GIVEN REQUEST ▸ Reproduce all of the data below without alteration; exclude every picture.

INFORMATION GIVEN ▸
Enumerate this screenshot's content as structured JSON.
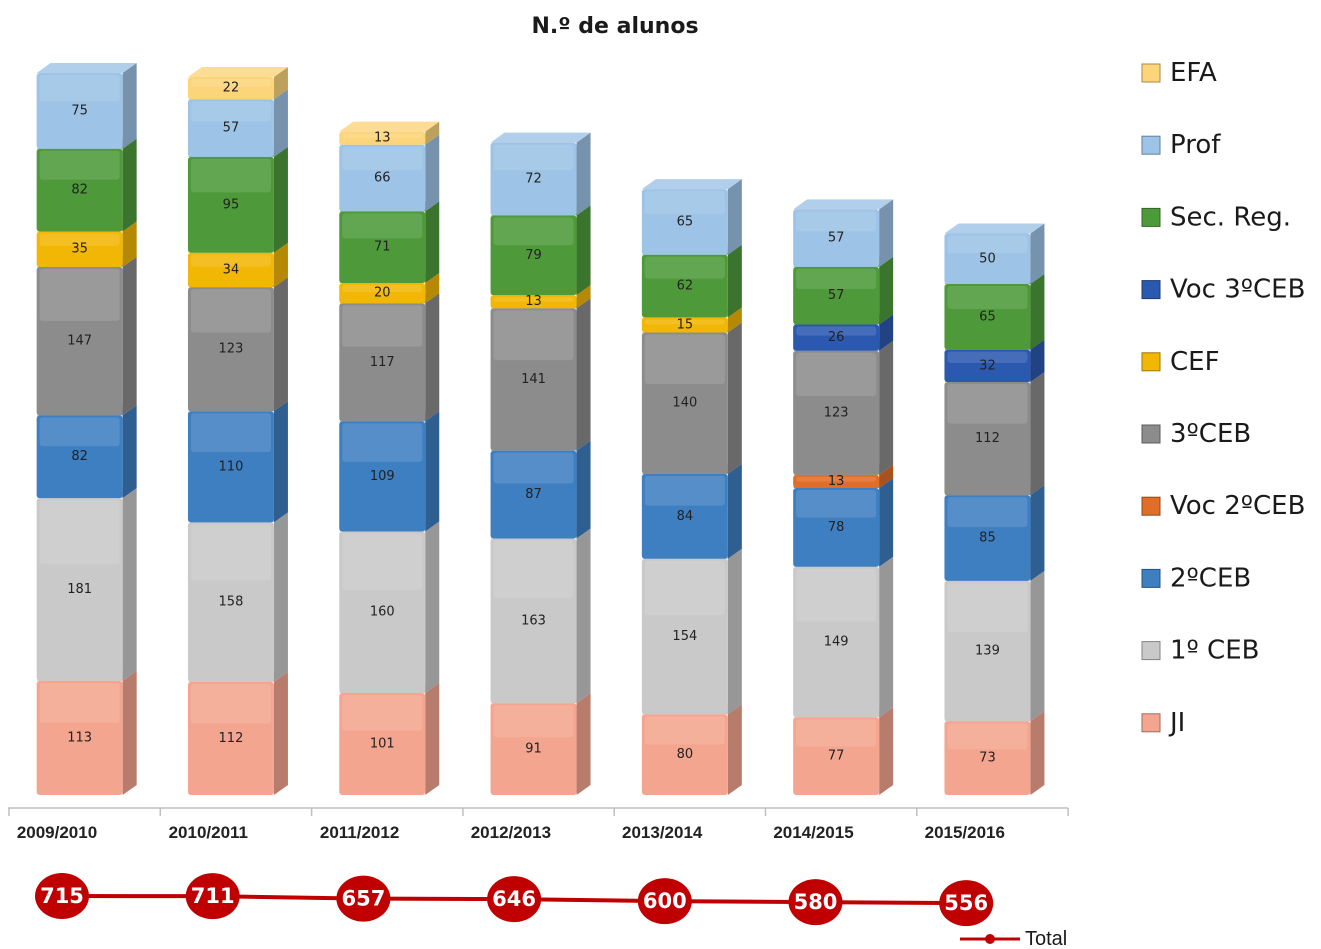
{
  "chart_data": {
    "type": "bar",
    "stacked": true,
    "title": "N.º de alunos",
    "categories": [
      "2009/2010",
      "2010/2011",
      "2011/2012",
      "2012/2013",
      "2013/2014",
      "2014/2015",
      "2015/2016"
    ],
    "series": [
      {
        "name": "JI",
        "color": "#f4a58f",
        "values": [
          113,
          112,
          101,
          91,
          80,
          77,
          73
        ]
      },
      {
        "name": "1º CEB",
        "color": "#c9c9c9",
        "values": [
          181,
          158,
          160,
          163,
          154,
          149,
          139
        ]
      },
      {
        "name": "2ºCEB",
        "color": "#3e7fc1",
        "values": [
          82,
          110,
          109,
          87,
          84,
          78,
          85
        ]
      },
      {
        "name": "Voc 2ºCEB",
        "color": "#e06e28",
        "values": [
          null,
          null,
          null,
          null,
          null,
          13,
          null
        ]
      },
      {
        "name": "3ºCEB",
        "color": "#8c8c8c",
        "values": [
          147,
          123,
          117,
          141,
          140,
          123,
          112
        ]
      },
      {
        "name": "CEF",
        "color": "#f2b705",
        "values": [
          35,
          34,
          20,
          13,
          15,
          null,
          null
        ]
      },
      {
        "name": "Voc 3ºCEB",
        "color": "#2c59b0",
        "values": [
          null,
          null,
          null,
          null,
          null,
          26,
          32
        ]
      },
      {
        "name": "Sec. Reg.",
        "color": "#4e9a3a",
        "values": [
          82,
          95,
          71,
          79,
          62,
          57,
          65
        ]
      },
      {
        "name": "Prof",
        "color": "#9dc3e6",
        "values": [
          75,
          57,
          66,
          72,
          65,
          57,
          50
        ]
      },
      {
        "name": "EFA",
        "color": "#fcd57a",
        "values": [
          null,
          22,
          13,
          null,
          null,
          null,
          null
        ]
      }
    ],
    "legend_order": [
      "EFA",
      "Prof",
      "Sec. Reg.",
      "Voc 3ºCEB",
      "CEF",
      "3ºCEB",
      "Voc 2ºCEB",
      "2ºCEB",
      "1º CEB",
      "JI"
    ],
    "legend_position": "right",
    "total_series": {
      "name": "Total",
      "color": "#c00000",
      "values": [
        715,
        711,
        657,
        646,
        600,
        580,
        556
      ]
    }
  }
}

ANSWER TO THE PROBLEM ▸
Enumerate this screenshot's content as structured JSON.
{
  "chart_data": {
    "type": "bar",
    "stacked": true,
    "title": "N.º de alunos",
    "categories": [
      "2009/2010",
      "2010/2011",
      "2011/2012",
      "2012/2013",
      "2013/2014",
      "2014/2015",
      "2015/2016"
    ],
    "series": [
      {
        "name": "JI",
        "color": "#f4a58f",
        "values": [
          113,
          112,
          101,
          91,
          80,
          77,
          73
        ]
      },
      {
        "name": "1º CEB",
        "color": "#c9c9c9",
        "values": [
          181,
          158,
          160,
          163,
          154,
          149,
          139
        ]
      },
      {
        "name": "2ºCEB",
        "color": "#3e7fc1",
        "values": [
          82,
          110,
          109,
          87,
          84,
          78,
          85
        ]
      },
      {
        "name": "Voc 2ºCEB",
        "color": "#e06e28",
        "values": [
          null,
          null,
          null,
          null,
          null,
          13,
          null
        ]
      },
      {
        "name": "3ºCEB",
        "color": "#8c8c8c",
        "values": [
          147,
          123,
          117,
          141,
          140,
          123,
          112
        ]
      },
      {
        "name": "CEF",
        "color": "#f2b705",
        "values": [
          35,
          34,
          20,
          13,
          15,
          null,
          null
        ]
      },
      {
        "name": "Voc 3ºCEB",
        "color": "#2c59b0",
        "values": [
          null,
          null,
          null,
          null,
          null,
          26,
          32
        ]
      },
      {
        "name": "Sec. Reg.",
        "color": "#4e9a3a",
        "values": [
          82,
          95,
          71,
          79,
          62,
          57,
          65
        ]
      },
      {
        "name": "Prof",
        "color": "#9dc3e6",
        "values": [
          75,
          57,
          66,
          72,
          65,
          57,
          50
        ]
      },
      {
        "name": "EFA",
        "color": "#fcd57a",
        "values": [
          null,
          22,
          13,
          null,
          null,
          null,
          null
        ]
      }
    ],
    "legend_order": [
      "EFA",
      "Prof",
      "Sec. Reg.",
      "Voc 3ºCEB",
      "CEF",
      "3ºCEB",
      "Voc 2ºCEB",
      "2ºCEB",
      "1º CEB",
      "JI"
    ],
    "legend_position": "right",
    "total_series": {
      "name": "Total",
      "color": "#c00000",
      "values": [
        715,
        711,
        657,
        646,
        600,
        580,
        556
      ]
    }
  }
}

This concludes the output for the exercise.